WRITTEN INSTRUCTION:
Transcribe the records below in full; pictures stay out of the copy.

Records from a data collection
----

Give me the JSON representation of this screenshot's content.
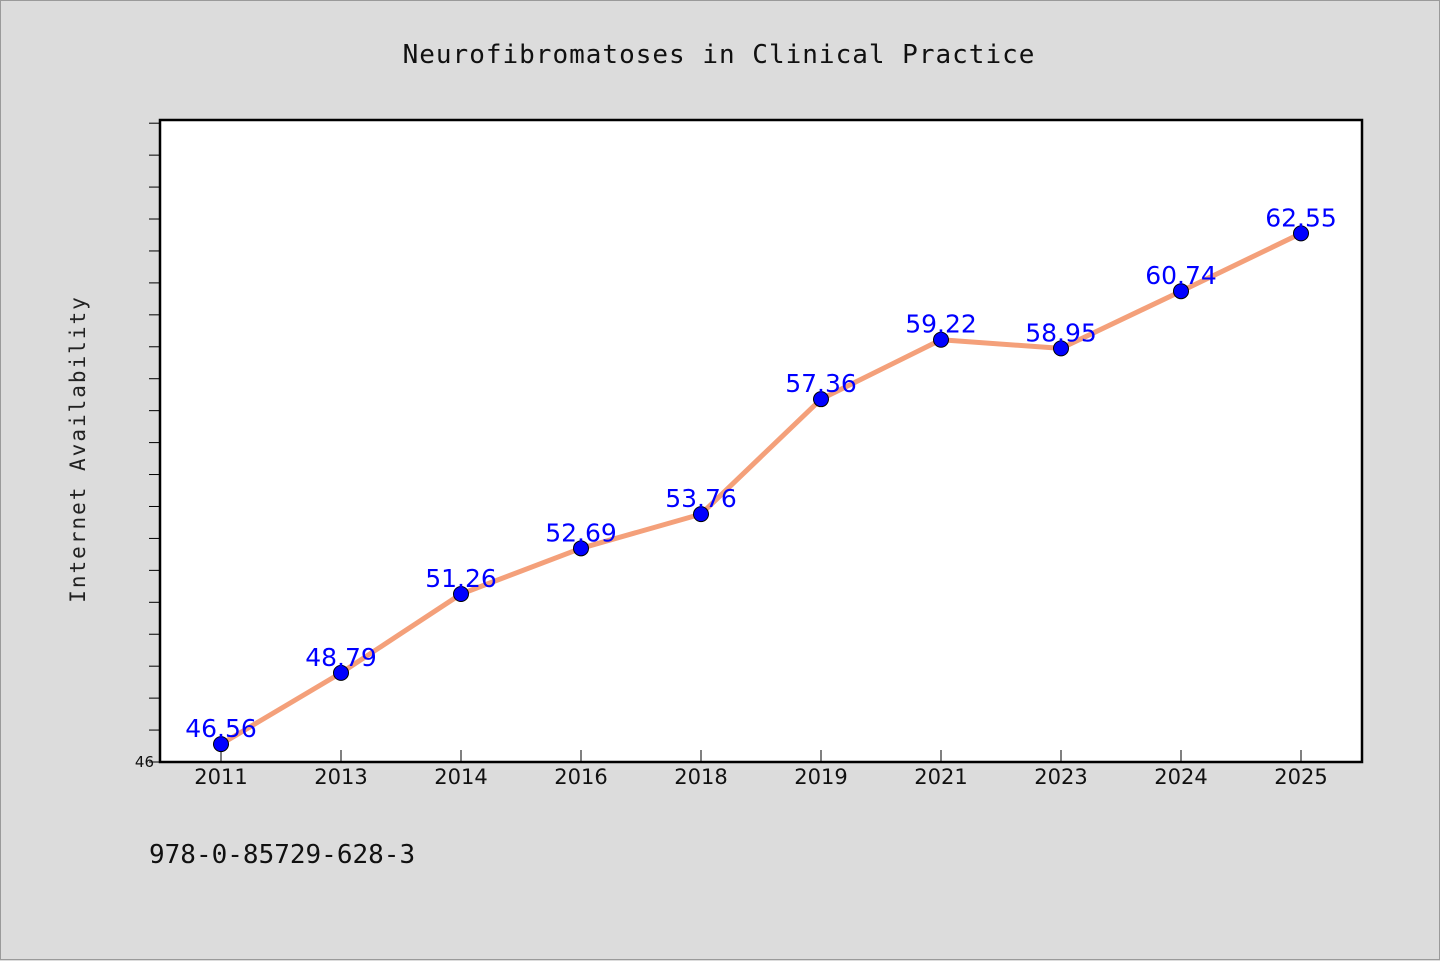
{
  "chart_data": {
    "type": "line",
    "title": "Neurofibromatoses in Clinical Practice",
    "ylabel": "Internet Availability",
    "xlabel": "",
    "categories": [
      "2011",
      "2013",
      "2014",
      "2016",
      "2018",
      "2019",
      "2021",
      "2023",
      "2024",
      "2025"
    ],
    "series": [
      {
        "values": [
          46.56,
          48.79,
          51.26,
          52.69,
          53.76,
          57.36,
          59.22,
          58.95,
          60.74,
          62.55
        ],
        "labels": [
          "46.56",
          "48.79",
          "51.26",
          "52.69",
          "53.76",
          "57.36",
          "59.22",
          "58.95",
          "60.74",
          "62.55"
        ]
      }
    ],
    "ylim": [
      46,
      66.1
    ],
    "y_tick_labels": [
      "46"
    ],
    "grid": false,
    "colors": {
      "line": "#f4a07a",
      "marker": "#0000ff",
      "data_label": "#0000ff",
      "background": "#dcdcdc",
      "plot_area": "#ffffff"
    }
  },
  "footer": {
    "isbn": "978-0-85729-628-3"
  }
}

----

FULL OUTPUT:
Give me the JSON representation of this screenshot's content.
{
  "chart_data": {
    "type": "line",
    "title": "Neurofibromatoses in Clinical Practice",
    "ylabel": "Internet Availability",
    "xlabel": "",
    "categories": [
      "2011",
      "2013",
      "2014",
      "2016",
      "2018",
      "2019",
      "2021",
      "2023",
      "2024",
      "2025"
    ],
    "series": [
      {
        "values": [
          46.56,
          48.79,
          51.26,
          52.69,
          53.76,
          57.36,
          59.22,
          58.95,
          60.74,
          62.55
        ],
        "labels": [
          "46.56",
          "48.79",
          "51.26",
          "52.69",
          "53.76",
          "57.36",
          "59.22",
          "58.95",
          "60.74",
          "62.55"
        ]
      }
    ],
    "ylim": [
      46,
      66.1
    ],
    "y_tick_labels": [
      "46"
    ],
    "grid": false,
    "colors": {
      "line": "#f4a07a",
      "marker": "#0000ff",
      "data_label": "#0000ff",
      "background": "#dcdcdc",
      "plot_area": "#ffffff"
    }
  },
  "footer": {
    "isbn": "978-0-85729-628-3"
  }
}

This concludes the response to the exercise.